STATED TASK — Please reproduce every one of the items below word for word, keeping each line as it stands.

DATA FOR THE TASK —
┄┄┄┄┄┄┄┄┄┄┄┄┄┄┄┄┄┄┄┄
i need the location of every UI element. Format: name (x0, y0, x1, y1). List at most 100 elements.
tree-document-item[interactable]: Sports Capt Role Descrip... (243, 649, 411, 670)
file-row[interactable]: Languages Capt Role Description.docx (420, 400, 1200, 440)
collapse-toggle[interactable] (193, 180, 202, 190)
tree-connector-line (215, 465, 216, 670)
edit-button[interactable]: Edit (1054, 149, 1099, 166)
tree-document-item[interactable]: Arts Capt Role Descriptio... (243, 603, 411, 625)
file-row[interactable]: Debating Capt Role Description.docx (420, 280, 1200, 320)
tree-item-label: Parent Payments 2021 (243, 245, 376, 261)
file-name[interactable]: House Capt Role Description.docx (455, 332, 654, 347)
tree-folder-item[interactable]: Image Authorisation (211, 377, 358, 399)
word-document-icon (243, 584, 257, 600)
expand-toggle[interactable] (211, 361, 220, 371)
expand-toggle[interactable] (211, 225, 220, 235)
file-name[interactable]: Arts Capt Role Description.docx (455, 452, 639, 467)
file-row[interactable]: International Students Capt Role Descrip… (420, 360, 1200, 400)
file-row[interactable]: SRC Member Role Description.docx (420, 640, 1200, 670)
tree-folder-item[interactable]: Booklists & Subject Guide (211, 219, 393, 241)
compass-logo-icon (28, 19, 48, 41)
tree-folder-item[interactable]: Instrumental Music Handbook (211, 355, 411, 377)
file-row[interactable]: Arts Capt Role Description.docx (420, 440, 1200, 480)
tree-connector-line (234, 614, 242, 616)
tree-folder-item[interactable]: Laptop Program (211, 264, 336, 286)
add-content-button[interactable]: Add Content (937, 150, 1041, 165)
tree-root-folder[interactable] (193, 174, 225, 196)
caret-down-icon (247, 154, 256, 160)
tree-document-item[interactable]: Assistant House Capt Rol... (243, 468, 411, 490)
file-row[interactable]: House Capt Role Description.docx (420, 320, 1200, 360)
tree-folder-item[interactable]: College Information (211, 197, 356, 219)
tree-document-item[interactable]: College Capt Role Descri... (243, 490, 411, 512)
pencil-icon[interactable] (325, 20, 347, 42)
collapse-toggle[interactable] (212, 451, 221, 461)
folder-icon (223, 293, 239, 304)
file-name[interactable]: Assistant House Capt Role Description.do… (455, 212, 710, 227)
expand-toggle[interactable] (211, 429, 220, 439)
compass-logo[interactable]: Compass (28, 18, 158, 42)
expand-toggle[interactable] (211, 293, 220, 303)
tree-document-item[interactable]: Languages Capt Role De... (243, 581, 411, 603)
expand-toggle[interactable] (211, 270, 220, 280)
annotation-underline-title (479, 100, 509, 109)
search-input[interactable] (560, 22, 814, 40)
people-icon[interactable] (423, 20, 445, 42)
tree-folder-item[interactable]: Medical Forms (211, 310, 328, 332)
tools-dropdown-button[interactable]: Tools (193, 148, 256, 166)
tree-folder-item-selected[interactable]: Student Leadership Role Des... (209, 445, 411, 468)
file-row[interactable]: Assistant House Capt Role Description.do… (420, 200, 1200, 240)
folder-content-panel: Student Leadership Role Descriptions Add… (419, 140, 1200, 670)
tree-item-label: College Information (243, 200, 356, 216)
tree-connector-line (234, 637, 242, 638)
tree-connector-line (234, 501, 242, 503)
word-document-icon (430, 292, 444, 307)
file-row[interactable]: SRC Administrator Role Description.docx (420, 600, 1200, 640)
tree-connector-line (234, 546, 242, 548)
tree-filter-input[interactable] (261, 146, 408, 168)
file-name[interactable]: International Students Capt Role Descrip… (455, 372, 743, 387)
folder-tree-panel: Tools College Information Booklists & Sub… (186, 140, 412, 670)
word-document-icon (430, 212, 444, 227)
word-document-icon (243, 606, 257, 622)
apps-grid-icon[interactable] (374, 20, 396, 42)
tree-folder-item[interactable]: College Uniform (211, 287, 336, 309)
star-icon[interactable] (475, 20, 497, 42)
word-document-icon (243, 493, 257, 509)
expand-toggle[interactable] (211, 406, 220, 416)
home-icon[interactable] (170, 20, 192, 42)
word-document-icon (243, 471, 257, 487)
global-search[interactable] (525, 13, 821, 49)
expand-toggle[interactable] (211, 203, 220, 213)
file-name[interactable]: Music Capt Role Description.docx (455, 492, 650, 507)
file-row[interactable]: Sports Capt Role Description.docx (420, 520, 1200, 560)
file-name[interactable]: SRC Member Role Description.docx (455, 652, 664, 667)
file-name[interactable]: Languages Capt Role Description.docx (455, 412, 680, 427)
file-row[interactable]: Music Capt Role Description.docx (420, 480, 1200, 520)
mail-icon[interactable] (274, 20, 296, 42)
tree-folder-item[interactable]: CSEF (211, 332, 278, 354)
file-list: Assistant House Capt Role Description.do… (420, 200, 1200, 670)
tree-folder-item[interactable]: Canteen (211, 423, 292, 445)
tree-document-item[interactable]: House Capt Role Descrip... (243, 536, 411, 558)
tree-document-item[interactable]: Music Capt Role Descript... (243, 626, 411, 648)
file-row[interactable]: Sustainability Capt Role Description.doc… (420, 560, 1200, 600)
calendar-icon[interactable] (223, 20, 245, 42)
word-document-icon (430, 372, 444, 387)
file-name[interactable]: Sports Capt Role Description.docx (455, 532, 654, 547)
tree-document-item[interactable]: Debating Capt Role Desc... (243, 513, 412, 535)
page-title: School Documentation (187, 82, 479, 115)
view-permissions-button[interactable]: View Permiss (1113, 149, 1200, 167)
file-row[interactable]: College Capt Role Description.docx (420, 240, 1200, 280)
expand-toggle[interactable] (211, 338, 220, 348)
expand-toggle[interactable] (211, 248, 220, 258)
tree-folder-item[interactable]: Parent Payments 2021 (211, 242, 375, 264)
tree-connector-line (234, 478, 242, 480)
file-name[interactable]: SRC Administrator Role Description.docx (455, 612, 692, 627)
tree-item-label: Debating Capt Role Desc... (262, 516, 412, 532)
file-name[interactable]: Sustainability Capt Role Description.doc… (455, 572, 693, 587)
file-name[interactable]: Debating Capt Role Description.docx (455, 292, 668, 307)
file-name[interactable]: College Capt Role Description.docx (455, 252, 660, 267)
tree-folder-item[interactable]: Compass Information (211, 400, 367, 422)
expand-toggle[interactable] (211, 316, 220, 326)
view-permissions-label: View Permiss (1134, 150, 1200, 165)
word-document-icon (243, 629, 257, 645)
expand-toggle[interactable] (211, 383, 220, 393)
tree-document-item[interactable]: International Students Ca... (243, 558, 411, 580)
┄┄┄┄┄┄┄┄┄┄┄┄┄┄┄┄┄┄┄┄
SOLUTION FOR THIS PROBLEM —
i need the location of every UI element. Format: name (x0, y0, x1, y1). List at most 100 elements.
tree-document-item[interactable]: Sports Capt Role Descrip... (243, 649, 411, 670)
file-row[interactable]: Languages Capt Role Description.docx (420, 400, 1200, 440)
collapse-toggle[interactable] (193, 180, 202, 190)
tree-connector-line (215, 465, 216, 670)
edit-button[interactable]: Edit (1054, 149, 1099, 166)
tree-document-item[interactable]: Arts Capt Role Descriptio... (243, 603, 411, 625)
file-row[interactable]: Debating Capt Role Description.docx (420, 280, 1200, 320)
tree-item-label: Parent Payments 2021 (243, 245, 376, 261)
file-name[interactable]: House Capt Role Description.docx (455, 332, 654, 347)
tree-folder-item[interactable]: Image Authorisation (211, 377, 358, 399)
word-document-icon (243, 584, 257, 600)
expand-toggle[interactable] (211, 361, 220, 371)
expand-toggle[interactable] (211, 225, 220, 235)
file-name[interactable]: Arts Capt Role Description.docx (455, 452, 639, 467)
file-row[interactable]: International Students Capt Role Descrip… (420, 360, 1200, 400)
file-row[interactable]: SRC Member Role Description.docx (420, 640, 1200, 670)
tree-folder-item[interactable]: Booklists & Subject Guide (211, 219, 393, 241)
compass-logo-icon (28, 19, 48, 41)
tree-folder-item[interactable]: Instrumental Music Handbook (211, 355, 411, 377)
file-row[interactable]: Arts Capt Role Description.docx (420, 440, 1200, 480)
tree-connector-line (234, 614, 242, 616)
tree-folder-item[interactable]: Laptop Program (211, 264, 336, 286)
add-content-button[interactable]: Add Content (937, 150, 1041, 165)
tree-root-folder[interactable] (193, 174, 225, 196)
caret-down-icon (247, 154, 256, 160)
tree-document-item[interactable]: Assistant House Capt Rol... (243, 468, 411, 490)
file-row[interactable]: House Capt Role Description.docx (420, 320, 1200, 360)
tree-folder-item[interactable]: College Information (211, 197, 356, 219)
tree-document-item[interactable]: College Capt Role Descri... (243, 490, 411, 512)
pencil-icon[interactable] (325, 20, 347, 42)
collapse-toggle[interactable] (212, 451, 221, 461)
folder-icon (223, 293, 239, 304)
file-name[interactable]: Assistant House Capt Role Description.do… (455, 212, 710, 227)
expand-toggle[interactable] (211, 429, 220, 439)
compass-logo[interactable]: Compass (28, 18, 158, 42)
expand-toggle[interactable] (211, 293, 220, 303)
tree-document-item[interactable]: Languages Capt Role De... (243, 581, 411, 603)
expand-toggle[interactable] (211, 270, 220, 280)
annotation-underline-title (479, 100, 509, 109)
search-input[interactable] (560, 22, 814, 40)
people-icon[interactable] (423, 20, 445, 42)
tree-folder-item[interactable]: Medical Forms (211, 310, 328, 332)
tools-dropdown-button[interactable]: Tools (193, 148, 256, 166)
tree-folder-item-selected[interactable]: Student Leadership Role Des... (209, 445, 411, 468)
file-row[interactable]: Assistant House Capt Role Description.do… (420, 200, 1200, 240)
folder-content-panel: Student Leadership Role Descriptions Add… (419, 140, 1200, 670)
tree-item-label: College Information (243, 200, 356, 216)
tree-connector-line (234, 637, 242, 638)
tree-connector-line (234, 501, 242, 503)
word-document-icon (430, 292, 444, 307)
file-row[interactable]: SRC Administrator Role Description.docx (420, 600, 1200, 640)
tree-connector-line (234, 546, 242, 548)
tree-filter-input[interactable] (261, 146, 408, 168)
file-name[interactable]: International Students Capt Role Descrip… (455, 372, 743, 387)
folder-tree-panel: Tools College Information Booklists & Sub… (186, 140, 412, 670)
word-document-icon (430, 212, 444, 227)
word-document-icon (243, 606, 257, 622)
apps-grid-icon[interactable] (374, 20, 396, 42)
tree-folder-item[interactable]: College Uniform (211, 287, 336, 309)
star-icon[interactable] (475, 20, 497, 42)
word-document-icon (243, 493, 257, 509)
expand-toggle[interactable] (211, 406, 220, 416)
home-icon[interactable] (170, 20, 192, 42)
word-document-icon (243, 471, 257, 487)
global-search[interactable] (525, 13, 821, 49)
expand-toggle[interactable] (211, 203, 220, 213)
file-name[interactable]: Music Capt Role Description.docx (455, 492, 650, 507)
file-row[interactable]: Sports Capt Role Description.docx (420, 520, 1200, 560)
file-name[interactable]: SRC Member Role Description.docx (455, 652, 664, 667)
file-name[interactable]: Languages Capt Role Description.docx (455, 412, 680, 427)
file-row[interactable]: Music Capt Role Description.docx (420, 480, 1200, 520)
mail-icon[interactable] (274, 20, 296, 42)
tree-folder-item[interactable]: CSEF (211, 332, 278, 354)
file-list: Assistant House Capt Role Description.do… (420, 200, 1200, 670)
tree-folder-item[interactable]: Canteen (211, 423, 292, 445)
tree-document-item[interactable]: House Capt Role Descrip... (243, 536, 411, 558)
tree-document-item[interactable]: Music Capt Role Descript... (243, 626, 411, 648)
file-row[interactable]: Sustainability Capt Role Description.doc… (420, 560, 1200, 600)
calendar-icon[interactable] (223, 20, 245, 42)
word-document-icon (430, 372, 444, 387)
file-name[interactable]: Sports Capt Role Description.docx (455, 532, 654, 547)
tree-document-item[interactable]: Debating Capt Role Desc... (243, 513, 412, 535)
page-title: School Documentation (187, 82, 479, 115)
view-permissions-button[interactable]: View Permiss (1113, 149, 1200, 167)
file-row[interactable]: College Capt Role Description.docx (420, 240, 1200, 280)
expand-toggle[interactable] (211, 338, 220, 348)
expand-toggle[interactable] (211, 248, 220, 258)
tree-folder-item[interactable]: Parent Payments 2021 (211, 242, 375, 264)
tree-connector-line (234, 478, 242, 480)
file-name[interactable]: SRC Administrator Role Description.docx (455, 612, 692, 627)
tree-item-label: Debating Capt Role Desc... (262, 516, 412, 532)
file-name[interactable]: Sustainability Capt Role Description.doc… (455, 572, 693, 587)
file-name[interactable]: Debating Capt Role Description.docx (455, 292, 668, 307)
file-name[interactable]: College Capt Role Description.docx (455, 252, 660, 267)
tree-folder-item[interactable]: Compass Information (211, 400, 367, 422)
expand-toggle[interactable] (211, 316, 220, 326)
view-permissions-label: View Permiss (1134, 150, 1200, 165)
word-document-icon (243, 629, 257, 645)
expand-toggle[interactable] (211, 383, 220, 393)
tree-document-item[interactable]: International Students Ca... (243, 558, 411, 580)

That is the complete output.